(Given exercise a) Reproduce the forum thread on old-time instruction, everything from "I've been moving" down to "more than appreciated.".

# Music by Genre > Old-Time, Roots, Early Country, Cajun, Tex-Mex >  Best Old Time Intruction for Intermediate Player

## Pick&Grin

Hey all,

I've been moving more and more into old time and looking for good instruction (book or online) for an intermediate-level player. Any advice would be more than appreciated. 
Many thanks!

----------


## LongBlackVeil

You don't need no stinking instructions for old time! Just learn the tunes!

----------

fatt-dad, 

Pick&Grin, 

Ray54

----------


## JeffD

There is some truth to that.

Just learn the tunes and don't chop.

----------


## Manfred Hacker

> You don't need no stinking instructions for old time! Just learn the tunes!


Pick & Grin, here is another friendly answer for you:
Carl Jones Old Time Mandolin Tunes and Tips
http://www.elderly.com/videos/items/...LLE-DVD012.htm

I don't own this DVD but I have heard him play in an intimate setting and he sounded wonderful.

(Working data)
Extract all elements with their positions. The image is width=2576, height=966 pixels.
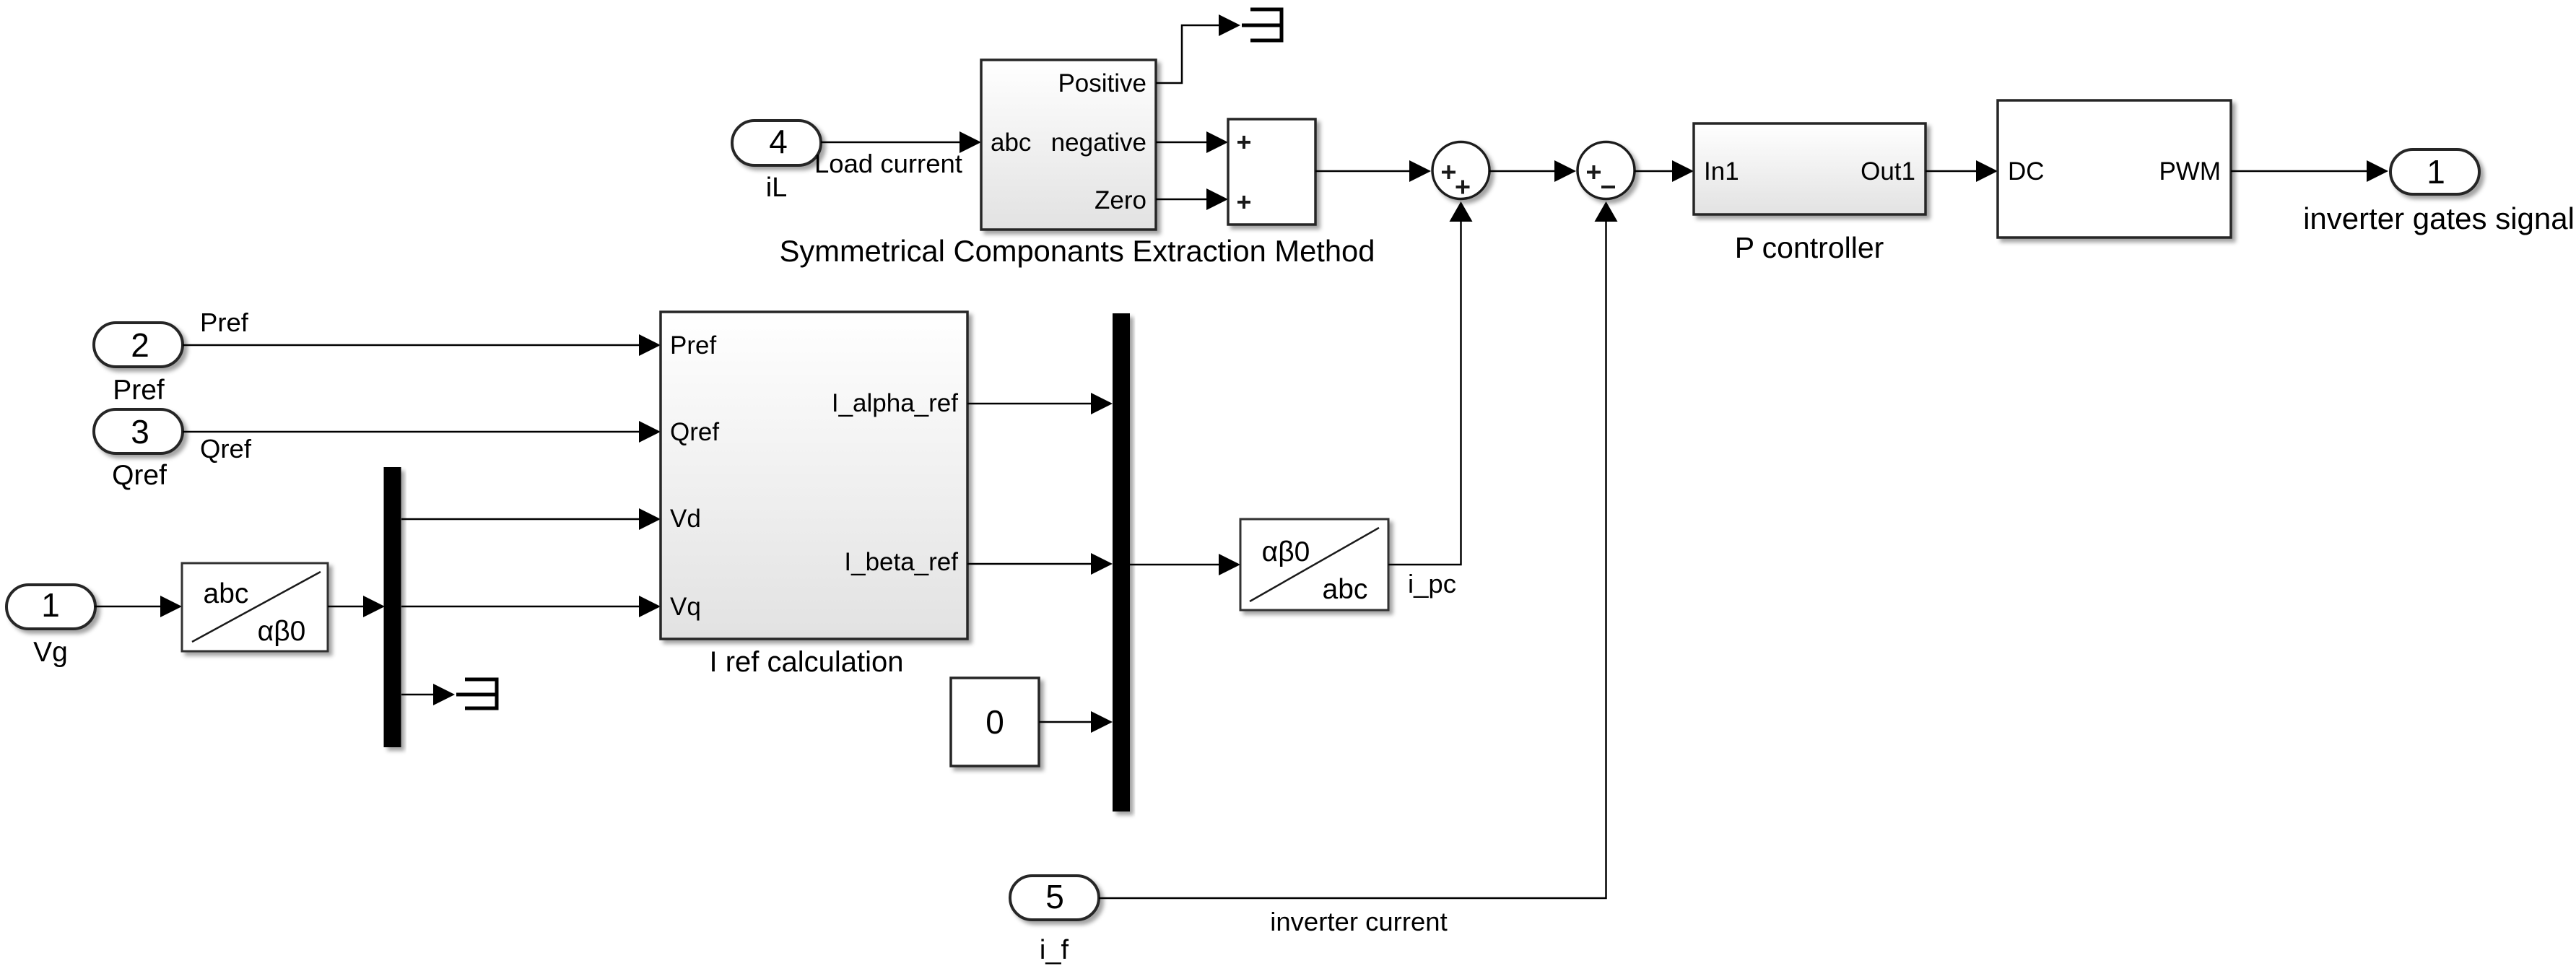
wire Positive to terminator bbox=[1156, 14, 1240, 83]
subsystem P controller bbox=[1694, 123, 1926, 264]
outport 1 (inverter gates signal) bbox=[2303, 149, 2575, 235]
svg-text:negative: negative bbox=[1051, 129, 1146, 157]
svg-text:PWM: PWM bbox=[2159, 157, 2221, 186]
wire demux to terminator 2 bbox=[401, 684, 455, 705]
svg-text:In1: In1 bbox=[1704, 157, 1739, 186]
svg-text:inverter current: inverter current bbox=[1270, 907, 1447, 936]
svg-text:Positive: Positive bbox=[1058, 69, 1146, 97]
svg-text:Qref: Qref bbox=[200, 434, 252, 464]
subsystem Symmetrical Componants Extraction Method bbox=[780, 60, 1375, 268]
svg-text:i_pc: i_pc bbox=[1408, 569, 1456, 599]
wire Vg to abc-alphabeta0 bbox=[95, 596, 182, 617]
mux bar bbox=[1113, 313, 1130, 811]
transform block abc to alphabeta0 bbox=[182, 563, 328, 651]
inport 1 (Vg) bbox=[6, 585, 95, 668]
wire sum circle 1 to sum circle 2 bbox=[1489, 160, 1577, 182]
svg-text:αβ0: αβ0 bbox=[258, 616, 306, 647]
transform block alphabeta0 to abc, label i_pc bbox=[1240, 519, 1456, 610]
svg-text:αβ0: αβ0 bbox=[1262, 536, 1310, 567]
terminator (demux third output) bbox=[456, 679, 497, 708]
wire sum circle 2 to P controller bbox=[1635, 160, 1694, 182]
svg-text:DC: DC bbox=[2008, 157, 2045, 186]
svg-text:Qref: Qref bbox=[670, 418, 719, 446]
sum circle 1 (+ +) bbox=[1432, 142, 1489, 199]
svg-text:Pref: Pref bbox=[200, 308, 249, 337]
inport 4 (iL) bbox=[732, 121, 821, 203]
svg-text:5: 5 bbox=[1045, 878, 1064, 915]
svg-text:I_alpha_ref: I_alpha_ref bbox=[832, 389, 958, 417]
inport 3 (Qref) bbox=[94, 409, 183, 491]
svg-text:abc: abc bbox=[991, 129, 1031, 157]
svg-text:abc: abc bbox=[1323, 574, 1368, 605]
svg-text:1: 1 bbox=[2427, 153, 2445, 191]
svg-text:abc: abc bbox=[204, 578, 249, 609]
wire sum to sum circle 1 bbox=[1315, 160, 1431, 182]
terminator (top) bbox=[1242, 9, 1282, 40]
wire i_pc to sum circle 1 bottom bbox=[1388, 201, 1473, 565]
sum block (rect ++) bbox=[1228, 119, 1315, 225]
svg-text:i_f: i_f bbox=[1040, 935, 1069, 965]
svg-text:1: 1 bbox=[41, 586, 60, 624]
svg-text:Zero: Zero bbox=[1095, 186, 1146, 214]
svg-text:Pref: Pref bbox=[670, 331, 716, 360]
svg-text:Load current: Load current bbox=[814, 149, 962, 178]
wire Zero to sum bbox=[1156, 188, 1228, 210]
wire demux to Vd bbox=[401, 508, 661, 530]
wire I_beta_ref to mux bbox=[967, 553, 1113, 575]
svg-text:0: 0 bbox=[985, 703, 1004, 741]
svg-text:Vd: Vd bbox=[670, 505, 701, 533]
svg-text:inverter gates signal: inverter gates signal bbox=[2303, 201, 2575, 235]
constant 0 bbox=[951, 678, 1039, 766]
svg-text:I_beta_ref: I_beta_ref bbox=[844, 548, 958, 576]
wire iL to SCEM abc, label Load current bbox=[814, 131, 981, 178]
subsystem I ref calculation bbox=[661, 312, 967, 678]
sum circle 2 (+ -) bbox=[1578, 142, 1635, 199]
wire PWM to outport bbox=[2231, 160, 2388, 182]
svg-text:Vq: Vq bbox=[670, 593, 701, 621]
svg-text:Pref: Pref bbox=[113, 375, 165, 406]
demux bar bbox=[384, 467, 401, 747]
subsystem DC-PWM bbox=[1998, 100, 2231, 238]
wire demux to Vq bbox=[401, 596, 661, 617]
wire Qref to I ref calculation, label Qref bbox=[183, 421, 661, 464]
svg-text:3: 3 bbox=[131, 413, 149, 451]
svg-text:4: 4 bbox=[769, 123, 788, 160]
svg-text:Out1: Out1 bbox=[1861, 157, 1915, 186]
wire I_alpha_ref to mux bbox=[967, 393, 1113, 414]
svg-text:I ref calculation: I ref calculation bbox=[709, 646, 903, 678]
wire Pref to I ref calculation, label Pref bbox=[183, 308, 661, 356]
svg-text:2: 2 bbox=[131, 326, 149, 364]
wire negative to sum bbox=[1156, 131, 1228, 153]
svg-text:Vg: Vg bbox=[33, 637, 68, 668]
svg-text:Symmetrical Componants Extract: Symmetrical Componants Extraction Method bbox=[780, 234, 1375, 268]
svg-text:P controller: P controller bbox=[1735, 231, 1884, 264]
wire mux to alphabeta0-abc bbox=[1130, 554, 1240, 575]
inport 5 (i_f) bbox=[1010, 876, 1099, 965]
inport 2 (Pref) bbox=[94, 323, 183, 406]
wire Out1 to DC bbox=[1926, 160, 1998, 182]
svg-text:iL: iL bbox=[766, 173, 788, 203]
svg-text:Qref: Qref bbox=[112, 460, 167, 491]
wire i_f to sum circle 2 bottom, label inverter current bbox=[1099, 201, 1618, 936]
wire abc-alphabeta0 to demux bbox=[328, 596, 385, 617]
wire constant 0 to mux bbox=[1039, 711, 1113, 733]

(Given exercise b) In the records, rewrite everything from the line containing "wire Positive to" down to the line containing "wire i_pc to", with "terminator" swapped for "endpoint" and nothing else changed. Return only those lines.

(Solution a)
I've been moving more and more into old time and looking for good instruction (book or online) for an intermediate-level player. Any advice would be more than appreciated.

(Solution b)
wire Positive to endpoint bbox=[1156, 14, 1240, 83]
subsystem P controller bbox=[1694, 123, 1926, 264]
outport 1 (inverter gates signal) bbox=[2303, 149, 2575, 235]
svg-text:negative: negative bbox=[1051, 129, 1146, 157]
svg-text:PWM: PWM bbox=[2159, 157, 2221, 186]
wire demux to endpoint 2 bbox=[401, 684, 455, 705]
svg-text:In1: In1 bbox=[1704, 157, 1739, 186]
svg-text:inverter current: inverter current bbox=[1270, 907, 1447, 936]
svg-text:Positive: Positive bbox=[1058, 69, 1146, 97]
svg-text:Qref: Qref bbox=[200, 434, 252, 464]
subsystem Symmetrical Componants Extraction Method bbox=[780, 60, 1375, 268]
svg-text:i_pc: i_pc bbox=[1408, 569, 1456, 599]
wire Vg to abc-alphabeta0 bbox=[95, 596, 182, 617]
mux bar bbox=[1113, 313, 1130, 811]
transform block abc to alphabeta0 bbox=[182, 563, 328, 651]
inport 1 (Vg) bbox=[6, 585, 95, 668]
wire sum circle 1 to sum circle 2 bbox=[1489, 160, 1577, 182]
svg-text:αβ0: αβ0 bbox=[258, 616, 306, 647]
transform block alphabeta0 to abc, label i_pc bbox=[1240, 519, 1456, 610]
svg-text:αβ0: αβ0 bbox=[1262, 536, 1310, 567]
endpoint (demux third output) bbox=[456, 679, 497, 708]
wire sum circle 2 to P controller bbox=[1635, 160, 1694, 182]
svg-text:DC: DC bbox=[2008, 157, 2045, 186]
svg-text:Qref: Qref bbox=[670, 418, 719, 446]
sum circle 1 (+ +) bbox=[1432, 142, 1489, 199]
svg-text:Pref: Pref bbox=[200, 308, 249, 337]
inport 4 (iL) bbox=[732, 121, 821, 203]
svg-text:5: 5 bbox=[1045, 878, 1064, 915]
svg-text:I_alpha_ref: I_alpha_ref bbox=[832, 389, 958, 417]
inport 3 (Qref) bbox=[94, 409, 183, 491]
svg-text:abc: abc bbox=[991, 129, 1031, 157]
svg-text:abc: abc bbox=[1323, 574, 1368, 605]
svg-text:1: 1 bbox=[2427, 153, 2445, 191]
svg-text:abc: abc bbox=[204, 578, 249, 609]
wire sum to sum circle 1 bbox=[1315, 160, 1431, 182]
endpoint (top) bbox=[1242, 9, 1282, 40]
wire i_pc to sum circle 1 bottom bbox=[1388, 201, 1473, 565]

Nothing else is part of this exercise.